### Data provided

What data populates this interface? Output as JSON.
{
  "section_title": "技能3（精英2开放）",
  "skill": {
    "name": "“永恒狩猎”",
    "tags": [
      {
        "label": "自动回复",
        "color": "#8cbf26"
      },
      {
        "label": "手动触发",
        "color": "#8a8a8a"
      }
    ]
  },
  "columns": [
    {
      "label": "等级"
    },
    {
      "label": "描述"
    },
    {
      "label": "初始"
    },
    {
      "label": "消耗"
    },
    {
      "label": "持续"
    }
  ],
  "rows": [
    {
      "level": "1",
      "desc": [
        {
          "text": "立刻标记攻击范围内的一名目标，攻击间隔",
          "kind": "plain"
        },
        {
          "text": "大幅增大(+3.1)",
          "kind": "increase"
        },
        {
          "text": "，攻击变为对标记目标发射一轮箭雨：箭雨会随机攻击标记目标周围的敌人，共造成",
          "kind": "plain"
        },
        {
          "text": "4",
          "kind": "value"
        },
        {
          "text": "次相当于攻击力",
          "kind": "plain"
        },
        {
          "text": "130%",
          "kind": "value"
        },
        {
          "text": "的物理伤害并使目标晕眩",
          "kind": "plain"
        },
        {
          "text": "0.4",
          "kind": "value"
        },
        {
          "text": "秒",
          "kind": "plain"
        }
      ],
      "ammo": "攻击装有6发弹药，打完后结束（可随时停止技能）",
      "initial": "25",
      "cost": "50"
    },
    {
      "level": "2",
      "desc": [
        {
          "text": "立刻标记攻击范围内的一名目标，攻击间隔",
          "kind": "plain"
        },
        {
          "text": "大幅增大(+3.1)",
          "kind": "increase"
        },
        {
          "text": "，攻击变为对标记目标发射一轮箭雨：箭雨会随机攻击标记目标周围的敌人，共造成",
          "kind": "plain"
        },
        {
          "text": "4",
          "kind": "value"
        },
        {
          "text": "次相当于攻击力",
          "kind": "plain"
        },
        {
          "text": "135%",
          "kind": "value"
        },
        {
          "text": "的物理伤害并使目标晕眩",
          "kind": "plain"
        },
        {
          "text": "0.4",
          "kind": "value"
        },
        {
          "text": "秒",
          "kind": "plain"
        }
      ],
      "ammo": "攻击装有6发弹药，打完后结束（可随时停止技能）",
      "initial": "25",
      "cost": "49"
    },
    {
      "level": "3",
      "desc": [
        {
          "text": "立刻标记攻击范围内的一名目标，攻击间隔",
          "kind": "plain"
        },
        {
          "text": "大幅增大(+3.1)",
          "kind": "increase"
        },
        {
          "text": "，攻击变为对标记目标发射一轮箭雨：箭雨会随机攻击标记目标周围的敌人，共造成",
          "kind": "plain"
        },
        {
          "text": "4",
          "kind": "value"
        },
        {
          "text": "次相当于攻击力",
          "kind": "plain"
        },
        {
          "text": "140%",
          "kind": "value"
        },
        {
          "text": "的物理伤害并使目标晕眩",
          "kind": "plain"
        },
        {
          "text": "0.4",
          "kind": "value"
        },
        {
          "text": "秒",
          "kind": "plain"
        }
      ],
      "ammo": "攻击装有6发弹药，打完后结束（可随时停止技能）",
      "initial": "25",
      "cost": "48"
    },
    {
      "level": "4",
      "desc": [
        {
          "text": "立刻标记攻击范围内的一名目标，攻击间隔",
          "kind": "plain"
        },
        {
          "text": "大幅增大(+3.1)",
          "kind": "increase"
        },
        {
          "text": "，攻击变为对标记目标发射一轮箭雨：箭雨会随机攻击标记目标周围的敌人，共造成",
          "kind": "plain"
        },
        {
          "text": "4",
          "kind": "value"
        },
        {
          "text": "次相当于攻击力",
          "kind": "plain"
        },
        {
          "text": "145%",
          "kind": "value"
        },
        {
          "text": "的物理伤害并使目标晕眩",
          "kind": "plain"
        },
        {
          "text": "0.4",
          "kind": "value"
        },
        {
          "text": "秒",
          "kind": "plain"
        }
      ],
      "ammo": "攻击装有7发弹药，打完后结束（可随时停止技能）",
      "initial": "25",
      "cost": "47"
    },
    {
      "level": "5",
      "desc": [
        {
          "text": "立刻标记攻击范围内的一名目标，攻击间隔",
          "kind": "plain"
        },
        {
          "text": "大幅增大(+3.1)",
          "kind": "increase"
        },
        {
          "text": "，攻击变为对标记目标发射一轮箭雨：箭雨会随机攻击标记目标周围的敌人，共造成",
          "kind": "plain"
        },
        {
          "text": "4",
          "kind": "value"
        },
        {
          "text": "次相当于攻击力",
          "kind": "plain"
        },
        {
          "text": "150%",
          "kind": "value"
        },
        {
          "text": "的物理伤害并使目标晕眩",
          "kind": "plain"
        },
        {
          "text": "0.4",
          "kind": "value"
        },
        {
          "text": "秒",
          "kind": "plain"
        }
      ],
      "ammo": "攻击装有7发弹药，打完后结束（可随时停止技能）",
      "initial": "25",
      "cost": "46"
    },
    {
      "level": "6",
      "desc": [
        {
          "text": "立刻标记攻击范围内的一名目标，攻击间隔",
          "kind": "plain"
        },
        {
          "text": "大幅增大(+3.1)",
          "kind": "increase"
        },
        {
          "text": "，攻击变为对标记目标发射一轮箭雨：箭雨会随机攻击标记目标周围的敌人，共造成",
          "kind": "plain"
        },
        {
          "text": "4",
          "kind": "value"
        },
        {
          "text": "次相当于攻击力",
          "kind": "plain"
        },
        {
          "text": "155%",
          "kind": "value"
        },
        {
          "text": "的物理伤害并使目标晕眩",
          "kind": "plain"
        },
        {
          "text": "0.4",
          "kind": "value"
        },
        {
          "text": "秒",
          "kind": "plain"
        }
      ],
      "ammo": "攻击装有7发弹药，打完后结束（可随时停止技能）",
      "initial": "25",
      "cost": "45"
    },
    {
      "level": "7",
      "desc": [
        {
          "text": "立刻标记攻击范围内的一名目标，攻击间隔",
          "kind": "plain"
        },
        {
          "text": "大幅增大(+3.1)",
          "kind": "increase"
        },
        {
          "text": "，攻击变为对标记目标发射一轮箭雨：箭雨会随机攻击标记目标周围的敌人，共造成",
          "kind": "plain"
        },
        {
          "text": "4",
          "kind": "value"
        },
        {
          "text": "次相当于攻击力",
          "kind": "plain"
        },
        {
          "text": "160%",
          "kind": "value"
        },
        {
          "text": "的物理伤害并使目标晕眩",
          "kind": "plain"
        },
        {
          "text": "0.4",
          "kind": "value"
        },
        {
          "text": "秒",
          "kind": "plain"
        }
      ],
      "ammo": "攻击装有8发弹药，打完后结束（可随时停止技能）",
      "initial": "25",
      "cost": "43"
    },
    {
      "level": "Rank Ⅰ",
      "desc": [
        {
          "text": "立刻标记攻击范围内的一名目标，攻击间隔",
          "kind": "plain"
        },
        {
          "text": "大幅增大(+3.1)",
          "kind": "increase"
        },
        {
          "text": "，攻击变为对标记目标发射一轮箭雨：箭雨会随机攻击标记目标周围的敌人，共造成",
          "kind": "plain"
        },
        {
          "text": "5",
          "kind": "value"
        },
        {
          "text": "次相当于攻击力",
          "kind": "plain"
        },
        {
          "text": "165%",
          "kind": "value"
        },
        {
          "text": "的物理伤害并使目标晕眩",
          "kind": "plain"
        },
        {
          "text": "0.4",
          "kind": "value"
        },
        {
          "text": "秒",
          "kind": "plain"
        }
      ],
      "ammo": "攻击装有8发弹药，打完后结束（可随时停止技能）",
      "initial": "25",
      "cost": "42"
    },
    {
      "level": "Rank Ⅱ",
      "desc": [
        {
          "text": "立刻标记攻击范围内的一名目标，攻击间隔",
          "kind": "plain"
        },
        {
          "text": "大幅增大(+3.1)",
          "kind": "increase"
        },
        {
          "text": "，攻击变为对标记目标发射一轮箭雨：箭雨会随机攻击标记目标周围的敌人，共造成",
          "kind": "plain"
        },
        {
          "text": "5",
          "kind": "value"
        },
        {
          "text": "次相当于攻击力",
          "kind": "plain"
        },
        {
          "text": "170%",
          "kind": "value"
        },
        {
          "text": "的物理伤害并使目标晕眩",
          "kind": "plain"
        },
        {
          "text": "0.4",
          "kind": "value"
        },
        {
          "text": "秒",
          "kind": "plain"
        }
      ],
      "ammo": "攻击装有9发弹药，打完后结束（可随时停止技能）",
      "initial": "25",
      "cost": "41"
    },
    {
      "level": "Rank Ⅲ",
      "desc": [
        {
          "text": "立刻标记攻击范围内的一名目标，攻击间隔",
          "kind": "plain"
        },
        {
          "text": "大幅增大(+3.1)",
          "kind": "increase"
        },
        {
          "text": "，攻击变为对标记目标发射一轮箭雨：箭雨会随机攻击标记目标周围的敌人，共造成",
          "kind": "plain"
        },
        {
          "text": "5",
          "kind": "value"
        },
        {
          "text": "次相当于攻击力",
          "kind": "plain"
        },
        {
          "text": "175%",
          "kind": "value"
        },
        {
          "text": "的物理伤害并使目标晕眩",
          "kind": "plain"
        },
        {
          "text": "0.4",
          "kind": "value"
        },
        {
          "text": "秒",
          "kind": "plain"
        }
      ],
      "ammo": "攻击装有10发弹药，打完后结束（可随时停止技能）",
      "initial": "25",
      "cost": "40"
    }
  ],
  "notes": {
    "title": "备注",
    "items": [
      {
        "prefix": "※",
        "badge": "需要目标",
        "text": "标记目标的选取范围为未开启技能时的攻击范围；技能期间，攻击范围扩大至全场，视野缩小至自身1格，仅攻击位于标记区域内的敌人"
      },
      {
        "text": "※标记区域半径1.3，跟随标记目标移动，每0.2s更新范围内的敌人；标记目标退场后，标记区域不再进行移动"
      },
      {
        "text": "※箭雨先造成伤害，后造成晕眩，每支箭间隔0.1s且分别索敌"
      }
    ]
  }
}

### Set problem
Which lines hold the word "cost"? Copy all of them.

### Result of this exercise
      "cost": "50"
      "cost": "49"
      "cost": "48"
      "cost": "47"
      "cost": "46"
      "cost": "45"
      "cost": "43"
      "cost": "42"
      "cost": "41"
      "cost": "40"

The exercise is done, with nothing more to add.